• DOCUMENT PASSAGE
=-=-=-=-=
Buy the fattest chillies you can for this recipe – not only will they be milder, but they will have more internal space to stuff with the cooling cheese mixture! You could swap the goat’s cheese for full fat cream cheese, if you prefer.
Step 1Halve chillies lengthways (leaving stalks on) and carefully remove all the seeds and white membrane (a teaspoon is best for this). In a small bowl, mash the goat’s cheese, garlic, honey and some seasoning with a fork. Fill the chilli halves generously with the goat’s cheese mixture, packing it in well.
Step 2Halve the bacon rashers to make shorter lengths. Working 1 at a time, stretch a bacon strip with the back of a knife to lengthen slightly, then wrap tightly around a stuffed chilli, starting over the cheese filling at the widest part, and stretching the bacon as you go.
Step 3Place in a shallow roasting tin (see GH TIP). Repeat with remaining bacon and chillies. Drizzle generously with oil.
=-=-=-=-=
• ENTRIES SHOWN
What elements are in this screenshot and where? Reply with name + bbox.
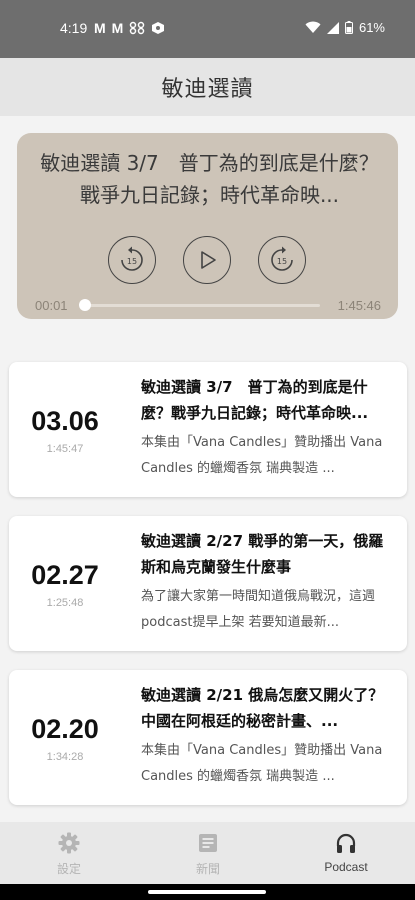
now-playing-card: 敏迪選讀 3/7 普丁為的到底是什麼？戰爭九日記錄；時代革命映...: [17, 133, 398, 319]
home-gesture-handle[interactable]: [148, 890, 266, 894]
forward-15-icon: 15: [271, 246, 293, 271]
status-bar: 4:19 M M 61%: [0, 0, 415, 58]
news-icon: [199, 834, 217, 852]
progress-track[interactable]: [84, 304, 320, 307]
svg-text:15: 15: [127, 257, 137, 266]
forward-15-button[interactable]: 15: [258, 236, 306, 284]
episode-card[interactable]: 03.06 1:45:47 敏迪選讀 3/7 普丁為的到底是什麼？戰爭九日記錄；…: [9, 362, 407, 497]
wifi-icon: [305, 21, 321, 33]
page-title: 敏迪選讀: [161, 77, 254, 102]
drone-icon: [130, 21, 145, 35]
nav-tab-settings[interactable]: 設定: [9, 830, 129, 877]
battery-percent: 61%: [358, 20, 385, 35]
headphones-icon: [336, 833, 356, 853]
nav-label-settings: 設定: [56, 862, 81, 876]
gear-icon: [58, 832, 80, 854]
app-header: 敏迪選讀: [0, 58, 415, 116]
episode-duration: 1:34:28: [46, 751, 84, 763]
episode-description: 本集由「Vana Candles」贊助播出 Vana Candles 的蠟燭香氛…: [141, 435, 383, 476]
gmail-icon: M: [111, 20, 124, 36]
episode-duration: 1:45:47: [46, 443, 84, 455]
status-time: 4:19: [60, 20, 88, 36]
rewind-15-icon: 15: [121, 246, 143, 271]
episode-card[interactable]: 02.20 1:34:28 敏迪選讀 2/21 俄烏怎麼又開火了？中國在阿根廷的…: [9, 670, 407, 805]
progress-thumb[interactable]: [79, 299, 91, 311]
now-playing-title: 敏迪選讀 3/7 普丁為的到底是什麼？戰爭九日記錄；時代革命映...: [40, 151, 379, 207]
play-button[interactable]: [183, 236, 231, 284]
episode-date: 02.20: [31, 714, 99, 744]
gmail-icon: M: [94, 20, 106, 36]
episode-duration: 1:25:48: [46, 597, 84, 609]
bottom-nav: 設定 新聞 Podcast: [0, 822, 415, 884]
battery-icon: [344, 21, 353, 34]
status-system-icons: 61%: [305, 20, 385, 35]
episode-title: 敏迪選讀 2/27 戰爭的第一天，俄羅斯和烏克蘭發生什麼事: [141, 532, 384, 576]
nav-tab-podcast[interactable]: Podcast: [286, 830, 406, 874]
shield-app-icon: [152, 22, 165, 34]
episode-title: 敏迪選讀 3/7 普丁為的到底是什麼？戰爭九日記錄；時代革命映...: [141, 378, 369, 422]
nav-tab-news[interactable]: 新聞: [148, 830, 268, 877]
play-icon: [201, 251, 216, 269]
episode-date: 02.27: [31, 560, 99, 590]
episode-description: 本集由「Vana Candles」贊助播出 Vana Candles 的蠟燭香氛…: [141, 743, 383, 784]
cell-signal-icon: [326, 21, 339, 34]
episode-card[interactable]: 02.27 1:25:48 敏迪選讀 2/27 戰爭的第一天，俄羅斯和烏克蘭發生…: [9, 516, 407, 651]
current-time: 00:01: [35, 298, 68, 313]
system-gesture-bar: [0, 884, 415, 900]
total-time: 1:45:46: [337, 298, 381, 313]
nav-label-news: 新聞: [195, 862, 220, 876]
episode-date: 03.06: [31, 406, 99, 436]
rewind-15-button[interactable]: 15: [108, 236, 156, 284]
status-notification-icons: M M: [94, 19, 165, 37]
episode-description: 為了讓大家第一時間知道俄烏戰況，這週podcast提早上架 若要知道最新...: [141, 589, 376, 630]
svg-text:15: 15: [277, 257, 287, 266]
nav-label-podcast: Podcast: [324, 860, 368, 874]
episode-title: 敏迪選讀 2/21 俄烏怎麼又開火了？中國在阿根廷的秘密計畫、...: [141, 686, 384, 730]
=-=-=-=-=
• PROBLEM
Rewrite the stuffed chilli recipe from "Step 1Halve chillies" up to and including "generously with oil.", substituting "pancetta" for every "bacon". The listing comes from a separate source.

• RESULT OF THE TASK
Step 1Halve chillies lengthways (leaving stalks on) and carefully remove all the seeds and white membrane (a teaspoon is best for this). In a small bowl, mash the goat’s cheese, garlic, honey and some seasoning with a fork. Fill the chilli halves generously with the goat’s cheese mixture, packing it in well.
Step 2Halve the pancetta rashers to make shorter lengths. Working 1 at a time, stretch a pancetta strip with the back of a knife to lengthen slightly, then wrap tightly around a stuffed chilli, starting over the cheese filling at the widest part, and stretching the pancetta as you go.
Step 3Place in a shallow roasting tin (see GH TIP). Repeat with remaining pancetta and chillies. Drizzle generously with oil.